# Task statement:
Find the number of lines in these records where the word "xlabel" appears. Reply with that number and nothing more.

[Records about charts and figures]
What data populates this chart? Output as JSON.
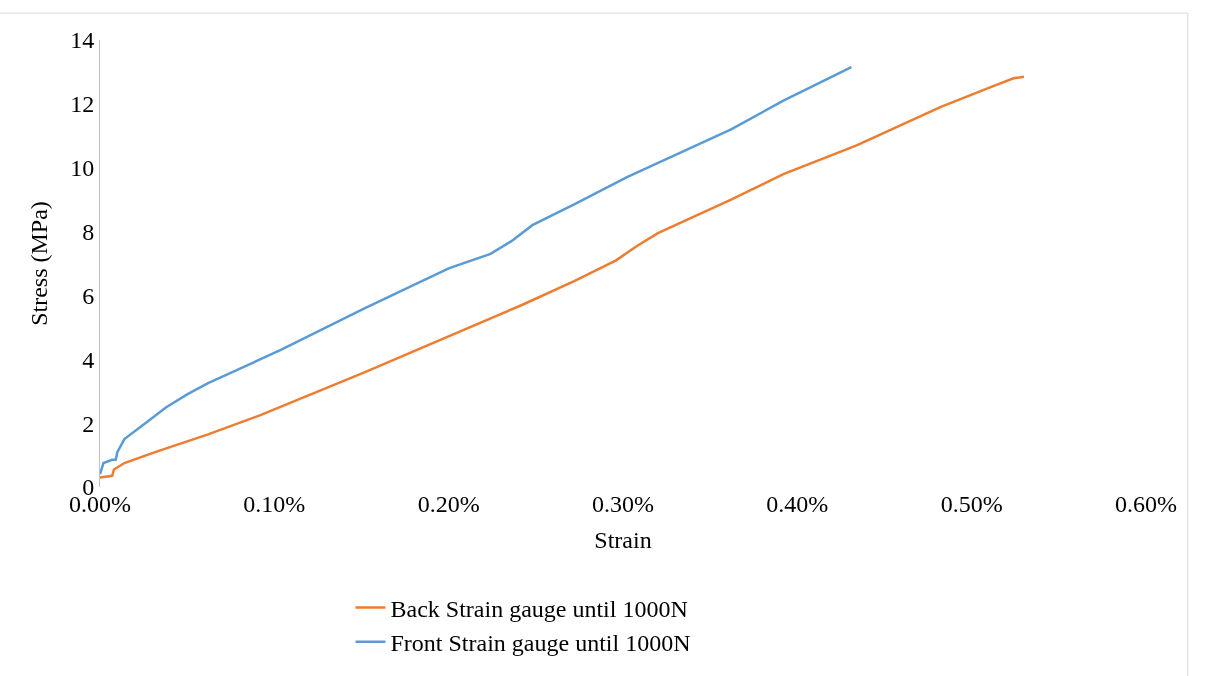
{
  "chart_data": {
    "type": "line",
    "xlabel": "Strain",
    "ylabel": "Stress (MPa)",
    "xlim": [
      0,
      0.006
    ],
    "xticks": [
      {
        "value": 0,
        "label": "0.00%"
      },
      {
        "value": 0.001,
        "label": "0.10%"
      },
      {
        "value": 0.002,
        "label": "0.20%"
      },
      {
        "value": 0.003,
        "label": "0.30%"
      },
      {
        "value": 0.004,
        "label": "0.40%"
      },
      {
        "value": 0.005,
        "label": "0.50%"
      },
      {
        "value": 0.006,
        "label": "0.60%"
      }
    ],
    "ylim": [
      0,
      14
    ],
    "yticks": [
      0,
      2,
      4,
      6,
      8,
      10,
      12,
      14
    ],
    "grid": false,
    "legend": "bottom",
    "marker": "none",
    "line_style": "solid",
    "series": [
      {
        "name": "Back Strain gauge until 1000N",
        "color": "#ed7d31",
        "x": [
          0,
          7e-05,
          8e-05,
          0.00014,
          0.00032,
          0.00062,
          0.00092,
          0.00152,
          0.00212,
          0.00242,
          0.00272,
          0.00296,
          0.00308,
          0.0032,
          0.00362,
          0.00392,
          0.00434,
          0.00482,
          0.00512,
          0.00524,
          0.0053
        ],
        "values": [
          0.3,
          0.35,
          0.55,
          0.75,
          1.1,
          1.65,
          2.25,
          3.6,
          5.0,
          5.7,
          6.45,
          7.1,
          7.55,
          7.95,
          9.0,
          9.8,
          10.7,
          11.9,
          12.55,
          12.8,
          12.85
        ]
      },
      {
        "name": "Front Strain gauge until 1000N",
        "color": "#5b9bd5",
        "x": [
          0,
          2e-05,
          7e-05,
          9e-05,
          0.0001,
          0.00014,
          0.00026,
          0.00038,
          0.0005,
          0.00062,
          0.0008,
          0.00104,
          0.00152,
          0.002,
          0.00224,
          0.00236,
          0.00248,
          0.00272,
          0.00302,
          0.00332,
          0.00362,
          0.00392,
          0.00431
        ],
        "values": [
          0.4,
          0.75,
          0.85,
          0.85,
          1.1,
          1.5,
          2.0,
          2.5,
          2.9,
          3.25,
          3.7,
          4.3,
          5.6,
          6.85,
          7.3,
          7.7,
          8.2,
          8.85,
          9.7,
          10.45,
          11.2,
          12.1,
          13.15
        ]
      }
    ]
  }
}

---

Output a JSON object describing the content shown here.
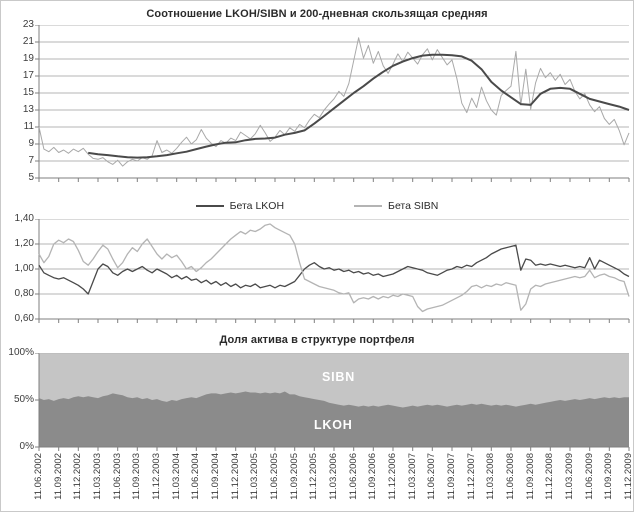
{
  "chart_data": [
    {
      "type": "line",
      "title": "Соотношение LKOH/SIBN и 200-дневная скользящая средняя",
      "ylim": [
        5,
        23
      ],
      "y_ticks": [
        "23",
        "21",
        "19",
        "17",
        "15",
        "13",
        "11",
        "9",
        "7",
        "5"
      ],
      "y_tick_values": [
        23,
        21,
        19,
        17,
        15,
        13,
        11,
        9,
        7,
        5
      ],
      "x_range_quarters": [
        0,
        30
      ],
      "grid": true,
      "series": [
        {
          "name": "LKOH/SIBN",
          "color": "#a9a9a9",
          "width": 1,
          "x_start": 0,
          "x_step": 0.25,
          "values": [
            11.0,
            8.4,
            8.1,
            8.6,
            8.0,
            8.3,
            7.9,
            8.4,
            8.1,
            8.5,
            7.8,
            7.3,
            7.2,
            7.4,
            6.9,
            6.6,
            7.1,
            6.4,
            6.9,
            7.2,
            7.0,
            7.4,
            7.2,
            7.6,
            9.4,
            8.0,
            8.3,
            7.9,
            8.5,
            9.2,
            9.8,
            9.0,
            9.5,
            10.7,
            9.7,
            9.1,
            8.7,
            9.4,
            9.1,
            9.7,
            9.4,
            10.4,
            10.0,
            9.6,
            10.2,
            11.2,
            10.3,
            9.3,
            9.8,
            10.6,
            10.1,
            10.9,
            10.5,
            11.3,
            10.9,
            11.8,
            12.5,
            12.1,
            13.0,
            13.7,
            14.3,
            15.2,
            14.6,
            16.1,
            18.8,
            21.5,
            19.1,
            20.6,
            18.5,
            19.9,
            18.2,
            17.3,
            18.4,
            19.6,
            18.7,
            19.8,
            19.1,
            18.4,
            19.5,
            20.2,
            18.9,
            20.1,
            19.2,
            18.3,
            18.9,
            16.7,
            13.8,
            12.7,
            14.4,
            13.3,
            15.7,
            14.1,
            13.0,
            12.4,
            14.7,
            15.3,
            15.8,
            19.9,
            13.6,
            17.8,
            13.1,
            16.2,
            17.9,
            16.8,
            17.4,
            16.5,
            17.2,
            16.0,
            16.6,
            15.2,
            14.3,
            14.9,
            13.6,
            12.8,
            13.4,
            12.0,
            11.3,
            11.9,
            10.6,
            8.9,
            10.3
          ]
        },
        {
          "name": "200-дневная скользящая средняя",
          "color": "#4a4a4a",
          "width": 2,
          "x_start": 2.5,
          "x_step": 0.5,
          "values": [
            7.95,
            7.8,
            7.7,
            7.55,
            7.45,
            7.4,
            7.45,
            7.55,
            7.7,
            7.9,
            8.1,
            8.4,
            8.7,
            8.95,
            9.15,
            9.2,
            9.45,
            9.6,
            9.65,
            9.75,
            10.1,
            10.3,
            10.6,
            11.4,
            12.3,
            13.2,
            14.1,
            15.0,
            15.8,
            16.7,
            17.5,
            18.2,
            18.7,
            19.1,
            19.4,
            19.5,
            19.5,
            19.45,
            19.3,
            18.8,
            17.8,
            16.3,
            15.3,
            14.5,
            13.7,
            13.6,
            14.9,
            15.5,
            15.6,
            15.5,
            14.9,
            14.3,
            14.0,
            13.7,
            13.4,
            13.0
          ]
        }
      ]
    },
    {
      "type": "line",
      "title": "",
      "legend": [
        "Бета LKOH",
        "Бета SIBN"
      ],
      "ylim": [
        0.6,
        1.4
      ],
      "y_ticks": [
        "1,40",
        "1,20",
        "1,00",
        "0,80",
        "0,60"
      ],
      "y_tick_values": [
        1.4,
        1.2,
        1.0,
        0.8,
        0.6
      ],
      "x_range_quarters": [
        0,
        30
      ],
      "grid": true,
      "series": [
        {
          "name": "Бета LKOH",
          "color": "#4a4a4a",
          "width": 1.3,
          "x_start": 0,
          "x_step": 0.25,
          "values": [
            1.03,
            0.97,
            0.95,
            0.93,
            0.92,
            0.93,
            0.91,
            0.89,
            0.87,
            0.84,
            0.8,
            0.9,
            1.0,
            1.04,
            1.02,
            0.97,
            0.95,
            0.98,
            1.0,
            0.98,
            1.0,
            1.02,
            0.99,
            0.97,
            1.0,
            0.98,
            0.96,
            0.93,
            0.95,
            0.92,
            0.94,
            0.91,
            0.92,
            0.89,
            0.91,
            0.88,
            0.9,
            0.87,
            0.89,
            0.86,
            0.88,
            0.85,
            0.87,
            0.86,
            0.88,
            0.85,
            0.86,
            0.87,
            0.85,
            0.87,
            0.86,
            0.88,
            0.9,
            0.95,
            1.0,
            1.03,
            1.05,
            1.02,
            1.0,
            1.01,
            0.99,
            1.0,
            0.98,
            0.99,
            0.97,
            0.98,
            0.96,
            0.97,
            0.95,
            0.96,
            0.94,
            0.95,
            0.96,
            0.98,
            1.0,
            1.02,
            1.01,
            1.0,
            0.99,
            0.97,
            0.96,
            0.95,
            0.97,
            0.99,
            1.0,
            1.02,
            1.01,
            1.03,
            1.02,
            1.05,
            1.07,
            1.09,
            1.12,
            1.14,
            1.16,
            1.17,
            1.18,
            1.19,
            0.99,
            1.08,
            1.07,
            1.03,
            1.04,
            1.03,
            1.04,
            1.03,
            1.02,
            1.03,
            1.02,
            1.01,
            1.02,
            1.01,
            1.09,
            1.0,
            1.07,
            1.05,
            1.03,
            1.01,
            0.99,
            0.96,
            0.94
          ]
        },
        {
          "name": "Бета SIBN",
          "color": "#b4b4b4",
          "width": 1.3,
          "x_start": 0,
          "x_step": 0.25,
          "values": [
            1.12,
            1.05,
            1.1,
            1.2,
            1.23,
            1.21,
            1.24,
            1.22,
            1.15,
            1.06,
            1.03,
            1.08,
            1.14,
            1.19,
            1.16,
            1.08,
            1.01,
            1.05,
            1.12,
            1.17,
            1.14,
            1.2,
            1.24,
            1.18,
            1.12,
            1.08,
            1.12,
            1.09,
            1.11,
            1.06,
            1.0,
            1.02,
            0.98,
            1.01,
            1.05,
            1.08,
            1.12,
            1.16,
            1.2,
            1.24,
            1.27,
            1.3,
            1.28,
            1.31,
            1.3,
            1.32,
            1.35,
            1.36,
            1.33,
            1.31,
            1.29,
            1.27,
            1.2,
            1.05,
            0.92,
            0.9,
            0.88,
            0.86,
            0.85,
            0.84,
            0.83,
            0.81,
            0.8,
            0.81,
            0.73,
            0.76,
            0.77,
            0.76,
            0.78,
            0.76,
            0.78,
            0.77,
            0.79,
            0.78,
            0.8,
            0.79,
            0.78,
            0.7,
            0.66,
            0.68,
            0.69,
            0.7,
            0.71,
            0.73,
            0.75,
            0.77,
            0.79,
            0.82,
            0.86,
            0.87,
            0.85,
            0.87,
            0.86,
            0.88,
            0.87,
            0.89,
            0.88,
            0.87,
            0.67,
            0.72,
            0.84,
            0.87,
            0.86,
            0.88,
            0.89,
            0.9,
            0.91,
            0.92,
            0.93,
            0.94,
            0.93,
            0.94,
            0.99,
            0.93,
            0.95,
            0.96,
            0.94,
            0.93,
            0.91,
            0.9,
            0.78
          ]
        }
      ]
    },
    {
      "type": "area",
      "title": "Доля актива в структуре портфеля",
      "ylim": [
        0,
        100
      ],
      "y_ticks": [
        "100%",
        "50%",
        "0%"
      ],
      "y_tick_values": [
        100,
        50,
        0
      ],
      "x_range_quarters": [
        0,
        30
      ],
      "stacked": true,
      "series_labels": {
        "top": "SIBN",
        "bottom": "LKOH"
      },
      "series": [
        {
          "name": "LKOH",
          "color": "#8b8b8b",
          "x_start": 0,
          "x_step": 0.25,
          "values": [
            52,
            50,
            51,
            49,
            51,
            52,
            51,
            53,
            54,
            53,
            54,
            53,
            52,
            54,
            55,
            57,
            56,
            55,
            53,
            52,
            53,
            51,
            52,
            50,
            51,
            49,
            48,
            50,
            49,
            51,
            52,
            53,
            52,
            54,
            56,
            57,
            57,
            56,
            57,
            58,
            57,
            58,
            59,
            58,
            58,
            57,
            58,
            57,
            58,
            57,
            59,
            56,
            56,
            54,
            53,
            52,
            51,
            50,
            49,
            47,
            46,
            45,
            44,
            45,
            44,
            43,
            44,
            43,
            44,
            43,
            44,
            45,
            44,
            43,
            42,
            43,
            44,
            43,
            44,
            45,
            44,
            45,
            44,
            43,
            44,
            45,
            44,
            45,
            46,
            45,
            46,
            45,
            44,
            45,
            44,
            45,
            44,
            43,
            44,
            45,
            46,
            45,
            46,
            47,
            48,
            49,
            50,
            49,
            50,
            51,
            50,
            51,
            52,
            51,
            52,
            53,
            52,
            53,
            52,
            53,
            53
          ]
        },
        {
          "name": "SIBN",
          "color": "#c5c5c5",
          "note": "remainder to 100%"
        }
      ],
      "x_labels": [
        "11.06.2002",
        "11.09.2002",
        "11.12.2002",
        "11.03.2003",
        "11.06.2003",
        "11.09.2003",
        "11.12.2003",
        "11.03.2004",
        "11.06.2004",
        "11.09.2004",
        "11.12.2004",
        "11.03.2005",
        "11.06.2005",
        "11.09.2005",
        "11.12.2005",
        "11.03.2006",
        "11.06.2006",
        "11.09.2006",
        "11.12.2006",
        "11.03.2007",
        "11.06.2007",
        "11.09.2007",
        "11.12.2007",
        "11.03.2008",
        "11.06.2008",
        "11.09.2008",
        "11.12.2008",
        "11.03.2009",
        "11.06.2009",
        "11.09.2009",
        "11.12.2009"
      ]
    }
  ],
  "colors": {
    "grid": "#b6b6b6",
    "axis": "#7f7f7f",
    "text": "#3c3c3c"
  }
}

...

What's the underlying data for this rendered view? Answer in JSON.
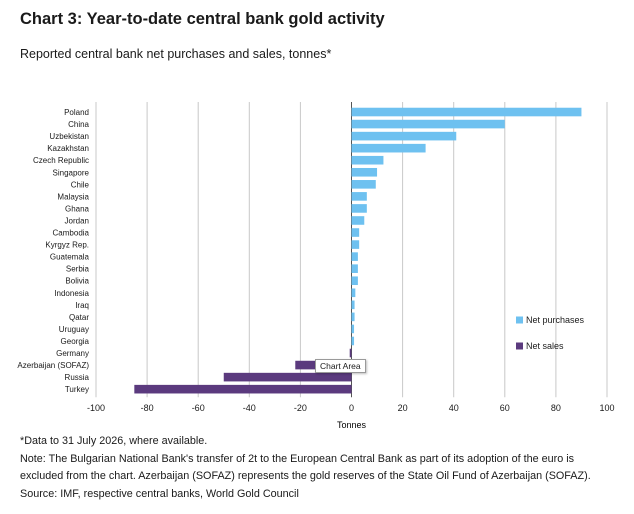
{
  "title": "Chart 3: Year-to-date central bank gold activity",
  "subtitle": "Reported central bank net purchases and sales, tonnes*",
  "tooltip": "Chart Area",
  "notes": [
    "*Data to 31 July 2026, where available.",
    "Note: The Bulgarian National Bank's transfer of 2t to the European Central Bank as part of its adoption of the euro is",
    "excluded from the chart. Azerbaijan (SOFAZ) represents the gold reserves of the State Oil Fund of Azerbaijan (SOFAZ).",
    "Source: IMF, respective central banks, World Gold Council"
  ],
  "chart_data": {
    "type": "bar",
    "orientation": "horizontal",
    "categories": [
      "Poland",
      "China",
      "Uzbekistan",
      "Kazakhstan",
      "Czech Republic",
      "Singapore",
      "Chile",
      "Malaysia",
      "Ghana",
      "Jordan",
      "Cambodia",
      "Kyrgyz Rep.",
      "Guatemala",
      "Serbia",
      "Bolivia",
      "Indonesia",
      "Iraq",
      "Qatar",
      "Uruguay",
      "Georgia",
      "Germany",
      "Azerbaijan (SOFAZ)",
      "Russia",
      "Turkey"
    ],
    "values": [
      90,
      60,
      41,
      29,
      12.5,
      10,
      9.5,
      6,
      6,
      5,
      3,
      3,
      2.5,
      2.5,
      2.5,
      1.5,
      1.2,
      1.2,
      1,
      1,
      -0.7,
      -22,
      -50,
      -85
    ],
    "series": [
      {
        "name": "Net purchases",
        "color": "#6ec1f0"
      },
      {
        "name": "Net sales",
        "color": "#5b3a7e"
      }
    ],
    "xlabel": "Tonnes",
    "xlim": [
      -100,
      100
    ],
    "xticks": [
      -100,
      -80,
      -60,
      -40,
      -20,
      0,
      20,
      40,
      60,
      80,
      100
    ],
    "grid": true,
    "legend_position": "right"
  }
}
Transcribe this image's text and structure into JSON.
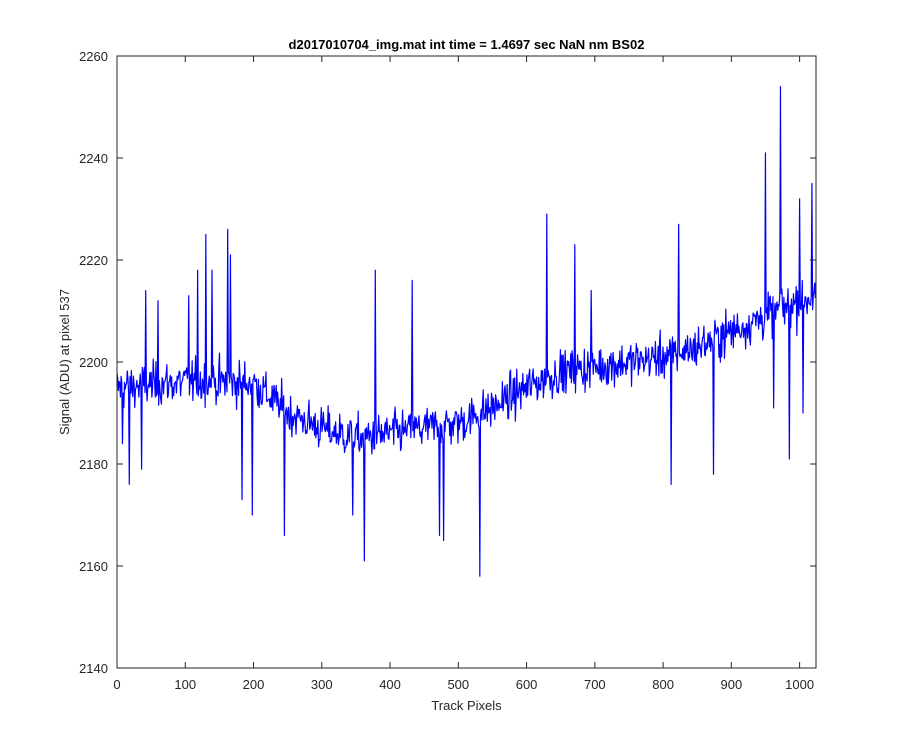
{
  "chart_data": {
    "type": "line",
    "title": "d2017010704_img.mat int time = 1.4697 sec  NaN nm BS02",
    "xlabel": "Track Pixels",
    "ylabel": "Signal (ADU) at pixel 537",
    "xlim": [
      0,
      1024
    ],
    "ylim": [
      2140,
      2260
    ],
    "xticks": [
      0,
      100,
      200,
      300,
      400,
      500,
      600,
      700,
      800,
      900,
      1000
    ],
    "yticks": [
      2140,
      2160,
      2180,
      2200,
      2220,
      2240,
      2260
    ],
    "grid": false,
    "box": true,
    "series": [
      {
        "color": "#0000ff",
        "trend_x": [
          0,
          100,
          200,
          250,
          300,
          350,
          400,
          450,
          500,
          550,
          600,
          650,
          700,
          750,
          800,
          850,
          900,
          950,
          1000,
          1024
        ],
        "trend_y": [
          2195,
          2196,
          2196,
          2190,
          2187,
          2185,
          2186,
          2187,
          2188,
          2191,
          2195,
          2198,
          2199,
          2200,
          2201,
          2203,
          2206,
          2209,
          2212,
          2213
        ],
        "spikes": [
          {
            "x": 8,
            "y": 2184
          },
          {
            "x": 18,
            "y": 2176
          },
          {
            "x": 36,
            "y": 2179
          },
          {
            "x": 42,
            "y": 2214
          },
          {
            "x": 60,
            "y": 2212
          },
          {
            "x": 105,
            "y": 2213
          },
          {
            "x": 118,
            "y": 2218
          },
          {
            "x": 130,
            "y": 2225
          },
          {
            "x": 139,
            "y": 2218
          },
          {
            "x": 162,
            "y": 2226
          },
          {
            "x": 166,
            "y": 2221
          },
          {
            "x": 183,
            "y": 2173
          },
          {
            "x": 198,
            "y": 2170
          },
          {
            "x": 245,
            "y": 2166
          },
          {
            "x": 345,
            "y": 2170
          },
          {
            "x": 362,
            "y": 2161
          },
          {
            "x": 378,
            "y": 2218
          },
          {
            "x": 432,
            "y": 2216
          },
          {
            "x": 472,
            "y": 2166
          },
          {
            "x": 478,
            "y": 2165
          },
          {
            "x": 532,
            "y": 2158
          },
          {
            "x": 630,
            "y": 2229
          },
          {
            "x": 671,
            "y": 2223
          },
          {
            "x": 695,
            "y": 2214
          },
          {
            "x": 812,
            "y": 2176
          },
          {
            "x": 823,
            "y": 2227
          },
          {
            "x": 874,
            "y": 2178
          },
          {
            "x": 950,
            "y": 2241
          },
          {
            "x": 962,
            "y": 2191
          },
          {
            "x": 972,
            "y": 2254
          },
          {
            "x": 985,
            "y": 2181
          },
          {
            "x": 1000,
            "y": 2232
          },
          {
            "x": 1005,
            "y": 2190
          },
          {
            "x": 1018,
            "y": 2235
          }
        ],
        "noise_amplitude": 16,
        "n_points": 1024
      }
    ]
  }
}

# Right answer:
3